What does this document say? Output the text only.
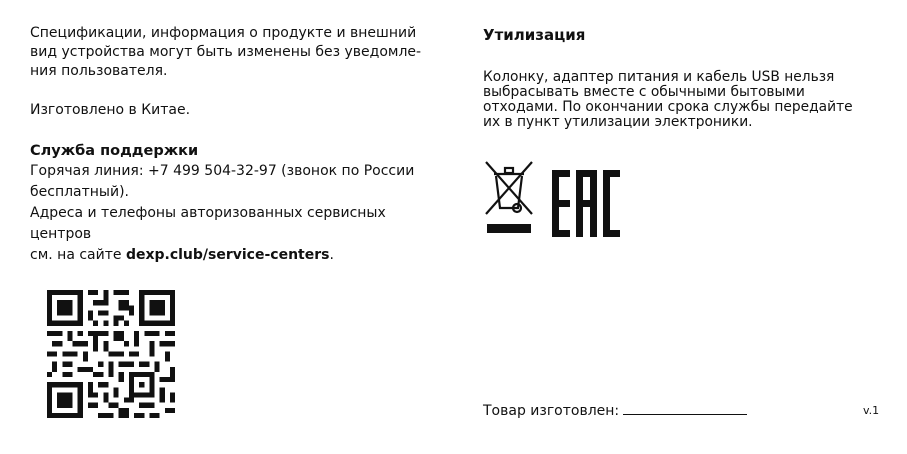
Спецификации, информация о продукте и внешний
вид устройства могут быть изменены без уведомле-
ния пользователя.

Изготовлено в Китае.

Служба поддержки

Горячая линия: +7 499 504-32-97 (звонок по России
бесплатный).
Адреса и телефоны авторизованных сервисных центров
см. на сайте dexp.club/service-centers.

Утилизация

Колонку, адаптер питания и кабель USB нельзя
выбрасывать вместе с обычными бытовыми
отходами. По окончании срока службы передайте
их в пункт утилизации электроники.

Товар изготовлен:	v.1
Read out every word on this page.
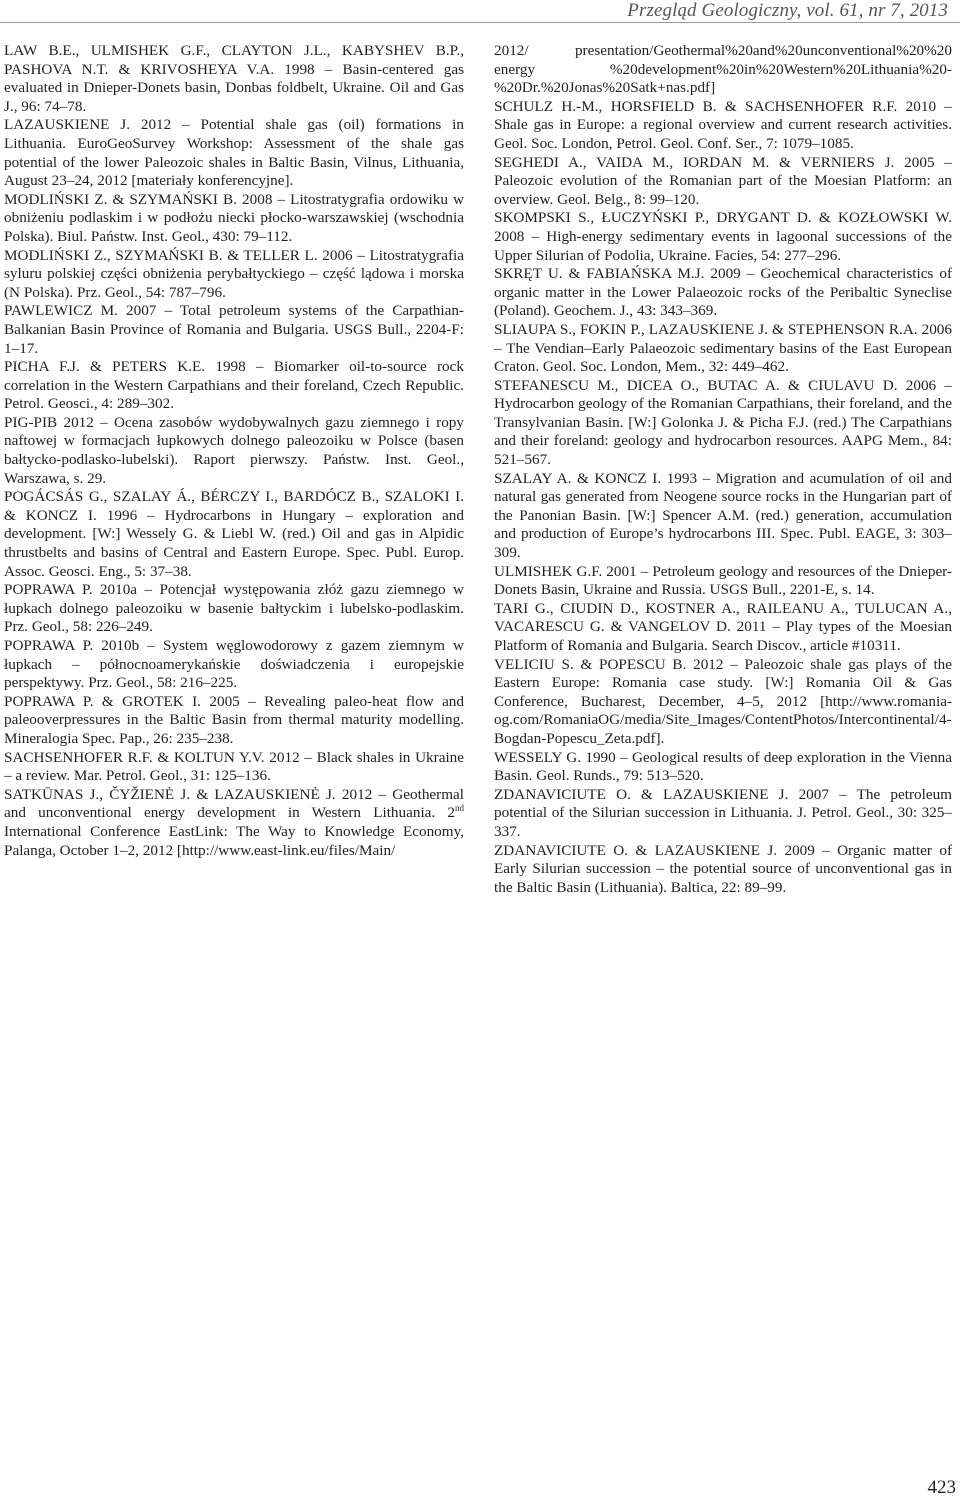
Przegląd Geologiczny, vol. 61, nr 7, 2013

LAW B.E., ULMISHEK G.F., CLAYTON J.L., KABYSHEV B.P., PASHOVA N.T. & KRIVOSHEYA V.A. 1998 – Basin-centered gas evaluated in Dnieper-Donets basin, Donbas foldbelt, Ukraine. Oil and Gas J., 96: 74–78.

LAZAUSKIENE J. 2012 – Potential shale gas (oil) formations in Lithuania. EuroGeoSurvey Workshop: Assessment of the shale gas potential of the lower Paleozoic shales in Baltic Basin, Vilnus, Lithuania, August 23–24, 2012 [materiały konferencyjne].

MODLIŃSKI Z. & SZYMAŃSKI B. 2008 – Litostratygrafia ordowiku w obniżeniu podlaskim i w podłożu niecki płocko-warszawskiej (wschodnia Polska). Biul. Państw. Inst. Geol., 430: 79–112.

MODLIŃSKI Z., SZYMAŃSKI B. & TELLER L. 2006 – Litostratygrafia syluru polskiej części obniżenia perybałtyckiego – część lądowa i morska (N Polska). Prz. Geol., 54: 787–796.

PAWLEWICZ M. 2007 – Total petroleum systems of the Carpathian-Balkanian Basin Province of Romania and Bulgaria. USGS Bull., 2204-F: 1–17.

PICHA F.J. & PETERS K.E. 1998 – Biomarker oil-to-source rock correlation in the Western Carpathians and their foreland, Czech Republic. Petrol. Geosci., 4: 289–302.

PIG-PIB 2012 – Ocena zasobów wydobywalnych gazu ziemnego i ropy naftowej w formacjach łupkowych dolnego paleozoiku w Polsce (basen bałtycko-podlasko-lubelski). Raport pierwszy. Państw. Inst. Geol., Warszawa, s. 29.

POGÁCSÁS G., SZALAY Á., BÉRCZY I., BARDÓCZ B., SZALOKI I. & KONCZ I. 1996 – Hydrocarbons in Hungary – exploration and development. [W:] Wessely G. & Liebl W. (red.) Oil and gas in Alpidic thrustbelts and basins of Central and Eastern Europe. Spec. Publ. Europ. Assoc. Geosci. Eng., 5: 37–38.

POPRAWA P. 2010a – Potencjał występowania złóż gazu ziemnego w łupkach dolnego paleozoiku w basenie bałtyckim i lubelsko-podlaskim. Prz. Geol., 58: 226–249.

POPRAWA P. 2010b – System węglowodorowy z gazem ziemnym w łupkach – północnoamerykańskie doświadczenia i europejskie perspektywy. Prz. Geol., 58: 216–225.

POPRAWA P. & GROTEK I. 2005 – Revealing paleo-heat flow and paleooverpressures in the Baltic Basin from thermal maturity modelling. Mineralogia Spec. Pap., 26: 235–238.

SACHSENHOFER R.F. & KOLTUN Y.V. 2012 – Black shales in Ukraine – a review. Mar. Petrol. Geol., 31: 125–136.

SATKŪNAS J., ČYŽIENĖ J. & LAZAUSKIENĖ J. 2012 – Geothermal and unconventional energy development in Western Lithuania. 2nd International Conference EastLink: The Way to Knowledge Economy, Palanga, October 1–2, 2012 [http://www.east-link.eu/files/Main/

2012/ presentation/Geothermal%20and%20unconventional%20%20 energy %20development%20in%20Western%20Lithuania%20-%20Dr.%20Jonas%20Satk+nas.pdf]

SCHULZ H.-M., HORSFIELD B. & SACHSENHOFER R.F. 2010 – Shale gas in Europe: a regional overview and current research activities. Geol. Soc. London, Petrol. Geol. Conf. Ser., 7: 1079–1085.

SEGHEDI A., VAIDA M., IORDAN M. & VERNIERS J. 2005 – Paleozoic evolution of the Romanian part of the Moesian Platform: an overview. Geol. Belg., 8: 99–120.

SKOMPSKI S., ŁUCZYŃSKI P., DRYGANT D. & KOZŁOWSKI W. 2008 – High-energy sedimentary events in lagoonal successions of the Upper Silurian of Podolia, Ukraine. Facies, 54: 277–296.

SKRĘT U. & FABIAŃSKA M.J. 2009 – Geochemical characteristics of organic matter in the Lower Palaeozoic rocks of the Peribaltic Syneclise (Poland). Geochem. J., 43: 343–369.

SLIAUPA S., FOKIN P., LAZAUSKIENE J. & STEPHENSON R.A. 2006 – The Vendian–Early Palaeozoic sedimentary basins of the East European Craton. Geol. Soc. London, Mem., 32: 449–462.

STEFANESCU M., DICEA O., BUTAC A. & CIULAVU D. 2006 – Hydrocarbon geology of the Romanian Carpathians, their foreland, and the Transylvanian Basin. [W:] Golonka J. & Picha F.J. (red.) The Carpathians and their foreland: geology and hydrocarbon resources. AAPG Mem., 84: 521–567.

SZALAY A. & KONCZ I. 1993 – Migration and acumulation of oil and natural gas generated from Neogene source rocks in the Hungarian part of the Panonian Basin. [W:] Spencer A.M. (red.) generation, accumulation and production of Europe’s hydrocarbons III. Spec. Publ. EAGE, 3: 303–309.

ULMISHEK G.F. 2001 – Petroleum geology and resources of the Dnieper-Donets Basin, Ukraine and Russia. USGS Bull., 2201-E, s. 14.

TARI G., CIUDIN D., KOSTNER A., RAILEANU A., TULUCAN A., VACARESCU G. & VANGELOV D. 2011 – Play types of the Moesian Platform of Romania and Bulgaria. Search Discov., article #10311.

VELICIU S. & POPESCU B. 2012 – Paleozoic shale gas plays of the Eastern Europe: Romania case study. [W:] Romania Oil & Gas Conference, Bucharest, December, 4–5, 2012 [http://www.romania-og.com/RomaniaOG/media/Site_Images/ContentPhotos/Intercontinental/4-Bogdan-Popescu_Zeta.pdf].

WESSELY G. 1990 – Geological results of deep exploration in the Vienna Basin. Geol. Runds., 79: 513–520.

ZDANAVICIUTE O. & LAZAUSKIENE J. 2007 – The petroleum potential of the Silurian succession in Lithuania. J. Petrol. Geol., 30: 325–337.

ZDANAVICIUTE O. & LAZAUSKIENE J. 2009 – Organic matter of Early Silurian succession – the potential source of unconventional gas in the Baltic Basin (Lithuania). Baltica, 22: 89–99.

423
════════════════════
:: Aim of the task ::
Take the entries shown above and quote them verbatim, passing over the pictures.

:: Exercise output ::
What does this document say? Output the text only.
Спецификации, информация о продукте и внешний
вид устройства могут быть изменены без уведомле-
ния пользователя.

Изготовлено в Китае.

Служба поддержки

Горячая линия: +7 499 504-32-97 (звонок по России
бесплатный).
Адреса и телефоны авторизованных сервисных центров
см. на сайте dexp.club/service-centers.

Утилизация

Колонку, адаптер питания и кабель USB нельзя
выбрасывать вместе с обычными бытовыми
отходами. По окончании срока службы передайте
их в пункт утилизации электроники.

Товар изготовлен:	v.1
Read out every word on this page.
Przegląd Geologiczny, vol. 61, nr 7, 2013

LAW B.E., ULMISHEK G.F., CLAYTON J.L., KABYSHEV B.P., PASHOVA N.T. & KRIVOSHEYA V.A. 1998 – Basin-centered gas evaluated in Dnieper-Donets basin, Donbas foldbelt, Ukraine. Oil and Gas J., 96: 74–78.

LAZAUSKIENE J. 2012 – Potential shale gas (oil) formations in Lithuania. EuroGeoSurvey Workshop: Assessment of the shale gas potential of the lower Paleozoic shales in Baltic Basin, Vilnus, Lithuania, August 23–24, 2012 [materiały konferencyjne].

MODLIŃSKI Z. & SZYMAŃSKI B. 2008 – Litostratygrafia ordowiku w obniżeniu podlaskim i w podłożu niecki płocko-warszawskiej (wschodnia Polska). Biul. Państw. Inst. Geol., 430: 79–112.

MODLIŃSKI Z., SZYMAŃSKI B. & TELLER L. 2006 – Litostratygrafia syluru polskiej części obniżenia perybałtyckiego – część lądowa i morska (N Polska). Prz. Geol., 54: 787–796.

PAWLEWICZ M. 2007 – Total petroleum systems of the Carpathian-Balkanian Basin Province of Romania and Bulgaria. USGS Bull., 2204-F: 1–17.

PICHA F.J. & PETERS K.E. 1998 – Biomarker oil-to-source rock correlation in the Western Carpathians and their foreland, Czech Republic. Petrol. Geosci., 4: 289–302.

PIG-PIB 2012 – Ocena zasobów wydobywalnych gazu ziemnego i ropy naftowej w formacjach łupkowych dolnego paleozoiku w Polsce (basen bałtycko-podlasko-lubelski). Raport pierwszy. Państw. Inst. Geol., Warszawa, s. 29.

POGÁCSÁS G., SZALAY Á., BÉRCZY I., BARDÓCZ B., SZALOKI I. & KONCZ I. 1996 – Hydrocarbons in Hungary – exploration and development. [W:] Wessely G. & Liebl W. (red.) Oil and gas in Alpidic thrustbelts and basins of Central and Eastern Europe. Spec. Publ. Europ. Assoc. Geosci. Eng., 5: 37–38.

POPRAWA P. 2010a – Potencjał występowania złóż gazu ziemnego w łupkach dolnego paleozoiku w basenie bałtyckim i lubelsko-podlaskim. Prz. Geol., 58: 226–249.

POPRAWA P. 2010b – System węglowodorowy z gazem ziemnym w łupkach – północnoamerykańskie doświadczenia i europejskie perspektywy. Prz. Geol., 58: 216–225.

POPRAWA P. & GROTEK I. 2005 – Revealing paleo-heat flow and paleooverpressures in the Baltic Basin from thermal maturity modelling. Mineralogia Spec. Pap., 26: 235–238.

SACHSENHOFER R.F. & KOLTUN Y.V. 2012 – Black shales in Ukraine – a review. Mar. Petrol. Geol., 31: 125–136.

SATKŪNAS J., ČYŽIENĖ J. & LAZAUSKIENĖ J. 2012 – Geothermal and unconventional energy development in Western Lithuania. 2nd International Conference EastLink: The Way to Knowledge Economy, Palanga, October 1–2, 2012 [http://www.east-link.eu/files/Main/

2012/ presentation/Geothermal%20and%20unconventional%20%20 energy %20development%20in%20Western%20Lithuania%20-%20Dr.%20Jonas%20Satk+nas.pdf]

SCHULZ H.-M., HORSFIELD B. & SACHSENHOFER R.F. 2010 – Shale gas in Europe: a regional overview and current research activities. Geol. Soc. London, Petrol. Geol. Conf. Ser., 7: 1079–1085.

SEGHEDI A., VAIDA M., IORDAN M. & VERNIERS J. 2005 – Paleozoic evolution of the Romanian part of the Moesian Platform: an overview. Geol. Belg., 8: 99–120.

SKOMPSKI S., ŁUCZYŃSKI P., DRYGANT D. & KOZŁOWSKI W. 2008 – High-energy sedimentary events in lagoonal successions of the Upper Silurian of Podolia, Ukraine. Facies, 54: 277–296.

SKRĘT U. & FABIAŃSKA M.J. 2009 – Geochemical characteristics of organic matter in the Lower Palaeozoic rocks of the Peribaltic Syneclise (Poland). Geochem. J., 43: 343–369.

SLIAUPA S., FOKIN P., LAZAUSKIENE J. & STEPHENSON R.A. 2006 – The Vendian–Early Palaeozoic sedimentary basins of the East European Craton. Geol. Soc. London, Mem., 32: 449–462.

STEFANESCU M., DICEA O., BUTAC A. & CIULAVU D. 2006 – Hydrocarbon geology of the Romanian Carpathians, their foreland, and the Transylvanian Basin. [W:] Golonka J. & Picha F.J. (red.) The Carpathians and their foreland: geology and hydrocarbon resources. AAPG Mem., 84: 521–567.

SZALAY A. & KONCZ I. 1993 – Migration and acumulation of oil and natural gas generated from Neogene source rocks in the Hungarian part of the Panonian Basin. [W:] Spencer A.M. (red.) generation, accumulation and production of Europe’s hydrocarbons III. Spec. Publ. EAGE, 3: 303–309.

ULMISHEK G.F. 2001 – Petroleum geology and resources of the Dnieper-Donets Basin, Ukraine and Russia. USGS Bull., 2201-E, s. 14.

TARI G., CIUDIN D., KOSTNER A., RAILEANU A., TULUCAN A., VACARESCU G. & VANGELOV D. 2011 – Play types of the Moesian Platform of Romania and Bulgaria. Search Discov., article #10311.

VELICIU S. & POPESCU B. 2012 – Paleozoic shale gas plays of the Eastern Europe: Romania case study. [W:] Romania Oil & Gas Conference, Bucharest, December, 4–5, 2012 [http://www.romania-og.com/RomaniaOG/media/Site_Images/ContentPhotos/Intercontinental/4-Bogdan-Popescu_Zeta.pdf].

WESSELY G. 1990 – Geological results of deep exploration in the Vienna Basin. Geol. Runds., 79: 513–520.

ZDANAVICIUTE O. & LAZAUSKIENE J. 2007 – The petroleum potential of the Silurian succession in Lithuania. J. Petrol. Geol., 30: 325–337.

ZDANAVICIUTE O. & LAZAUSKIENE J. 2009 – Organic matter of Early Silurian succession – the potential source of unconventional gas in the Baltic Basin (Lithuania). Baltica, 22: 89–99.

423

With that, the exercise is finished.